§ **Stated problem**:
Write out the whole of the material exactly.

[Stored dataset items]
%%

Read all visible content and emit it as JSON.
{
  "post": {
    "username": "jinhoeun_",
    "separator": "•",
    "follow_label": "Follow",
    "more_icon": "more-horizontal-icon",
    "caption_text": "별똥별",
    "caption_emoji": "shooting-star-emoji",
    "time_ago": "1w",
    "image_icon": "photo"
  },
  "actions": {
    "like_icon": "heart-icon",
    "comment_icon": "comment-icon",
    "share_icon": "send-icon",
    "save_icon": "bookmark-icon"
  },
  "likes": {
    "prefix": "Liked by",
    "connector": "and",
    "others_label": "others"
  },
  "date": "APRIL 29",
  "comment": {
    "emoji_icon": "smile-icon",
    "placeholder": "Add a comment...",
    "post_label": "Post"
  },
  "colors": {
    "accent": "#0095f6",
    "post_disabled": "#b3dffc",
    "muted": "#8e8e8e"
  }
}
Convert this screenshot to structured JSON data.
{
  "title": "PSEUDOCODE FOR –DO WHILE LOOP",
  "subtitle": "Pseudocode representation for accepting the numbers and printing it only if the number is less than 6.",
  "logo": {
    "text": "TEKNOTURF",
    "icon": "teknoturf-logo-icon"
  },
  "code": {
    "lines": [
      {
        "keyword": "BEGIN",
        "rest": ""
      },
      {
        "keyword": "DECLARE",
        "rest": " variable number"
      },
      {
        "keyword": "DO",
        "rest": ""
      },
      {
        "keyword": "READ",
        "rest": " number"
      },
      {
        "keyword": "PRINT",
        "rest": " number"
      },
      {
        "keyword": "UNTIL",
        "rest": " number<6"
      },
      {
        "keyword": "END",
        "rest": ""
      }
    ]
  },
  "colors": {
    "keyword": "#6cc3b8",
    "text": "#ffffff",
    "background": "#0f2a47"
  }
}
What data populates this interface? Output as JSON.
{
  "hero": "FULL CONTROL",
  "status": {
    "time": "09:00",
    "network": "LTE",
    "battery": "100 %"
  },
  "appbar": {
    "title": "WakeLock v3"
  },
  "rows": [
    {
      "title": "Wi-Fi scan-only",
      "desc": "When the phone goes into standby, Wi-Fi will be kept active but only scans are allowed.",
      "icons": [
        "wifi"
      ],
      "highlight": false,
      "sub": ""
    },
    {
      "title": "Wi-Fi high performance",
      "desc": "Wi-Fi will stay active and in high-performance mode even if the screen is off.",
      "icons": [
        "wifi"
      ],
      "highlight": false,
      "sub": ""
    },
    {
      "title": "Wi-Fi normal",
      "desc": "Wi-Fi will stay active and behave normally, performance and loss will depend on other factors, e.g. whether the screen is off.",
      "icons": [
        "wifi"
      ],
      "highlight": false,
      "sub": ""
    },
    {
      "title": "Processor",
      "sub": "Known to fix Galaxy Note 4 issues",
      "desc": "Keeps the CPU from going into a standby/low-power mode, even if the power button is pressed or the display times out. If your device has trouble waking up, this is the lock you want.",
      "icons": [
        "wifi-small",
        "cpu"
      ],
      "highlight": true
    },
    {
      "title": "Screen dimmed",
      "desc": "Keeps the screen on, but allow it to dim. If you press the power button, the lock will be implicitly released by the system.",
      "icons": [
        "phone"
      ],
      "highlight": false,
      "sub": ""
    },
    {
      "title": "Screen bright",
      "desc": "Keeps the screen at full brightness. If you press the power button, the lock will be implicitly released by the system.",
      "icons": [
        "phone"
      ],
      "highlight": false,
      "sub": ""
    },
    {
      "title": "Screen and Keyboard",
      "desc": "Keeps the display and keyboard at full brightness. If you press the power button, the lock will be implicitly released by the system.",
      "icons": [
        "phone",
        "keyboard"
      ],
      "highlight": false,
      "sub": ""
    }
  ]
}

%%

§ **Exercise response**:
Read all visible content and emit it as JSON.
{
  "post": {
    "username": "jinhoeun_",
    "separator": "•",
    "follow_label": "Follow",
    "more_icon": "more-horizontal-icon",
    "caption_text": "별똥별",
    "caption_emoji": "shooting-star-emoji",
    "time_ago": "1w",
    "image_icon": "photo"
  },
  "actions": {
    "like_icon": "heart-icon",
    "comment_icon": "comment-icon",
    "share_icon": "send-icon",
    "save_icon": "bookmark-icon"
  },
  "likes": {
    "prefix": "Liked by",
    "connector": "and",
    "others_label": "others"
  },
  "date": "APRIL 29",
  "comment": {
    "emoji_icon": "smile-icon",
    "placeholder": "Add a comment...",
    "post_label": "Post"
  },
  "colors": {
    "accent": "#0095f6",
    "post_disabled": "#b3dffc",
    "muted": "#8e8e8e"
  }
}
Convert this screenshot to structured JSON data.
{
  "title": "PSEUDOCODE FOR –DO WHILE LOOP",
  "subtitle": "Pseudocode representation for accepting the numbers and printing it only if the number is less than 6.",
  "logo": {
    "text": "TEKNOTURF",
    "icon": "teknoturf-logo-icon"
  },
  "code": {
    "lines": [
      {
        "keyword": "BEGIN",
        "rest": ""
      },
      {
        "keyword": "DECLARE",
        "rest": " variable number"
      },
      {
        "keyword": "DO",
        "rest": ""
      },
      {
        "keyword": "READ",
        "rest": " number"
      },
      {
        "keyword": "PRINT",
        "rest": " number"
      },
      {
        "keyword": "UNTIL",
        "rest": " number<6"
      },
      {
        "keyword": "END",
        "rest": ""
      }
    ]
  },
  "colors": {
    "keyword": "#6cc3b8",
    "text": "#ffffff",
    "background": "#0f2a47"
  }
}
What data populates this interface? Output as JSON.
{
  "hero": "FULL CONTROL",
  "status": {
    "time": "09:00",
    "network": "LTE",
    "battery": "100 %"
  },
  "appbar": {
    "title": "WakeLock v3"
  },
  "rows": [
    {
      "title": "Wi-Fi scan-only",
      "desc": "When the phone goes into standby, Wi-Fi will be kept active but only scans are allowed.",
      "icons": [
        "wifi"
      ],
      "highlight": false,
      "sub": ""
    },
    {
      "title": "Wi-Fi high performance",
      "desc": "Wi-Fi will stay active and in high-performance mode even if the screen is off.",
      "icons": [
        "wifi"
      ],
      "highlight": false,
      "sub": ""
    },
    {
      "title": "Wi-Fi normal",
      "desc": "Wi-Fi will stay active and behave normally, performance and loss will depend on other factors, e.g. whether the screen is off.",
      "icons": [
        "wifi"
      ],
      "highlight": false,
      "sub": ""
    },
    {
      "title": "Processor",
      "sub": "Known to fix Galaxy Note 4 issues",
      "desc": "Keeps the CPU from going into a standby/low-power mode, even if the power button is pressed or the display times out. If your device has trouble waking up, this is the lock you want.",
      "icons": [
        "wifi-small",
        "cpu"
      ],
      "highlight": true
    },
    {
      "title": "Screen dimmed",
      "desc": "Keeps the screen on, but allow it to dim. If you press the power button, the lock will be implicitly released by the system.",
      "icons": [
        "phone"
      ],
      "highlight": false,
      "sub": ""
    },
    {
      "title": "Screen bright",
      "desc": "Keeps the screen at full brightness. If you press the power button, the lock will be implicitly released by the system.",
      "icons": [
        "phone"
      ],
      "highlight": false,
      "sub": ""
    },
    {
      "title": "Screen and Keyboard",
      "desc": "Keeps the display and keyboard at full brightness. If you press the power button, the lock will be implicitly released by the system.",
      "icons": [
        "phone",
        "keyboard"
      ],
      "highlight": false,
      "sub": ""
    }
  ]
}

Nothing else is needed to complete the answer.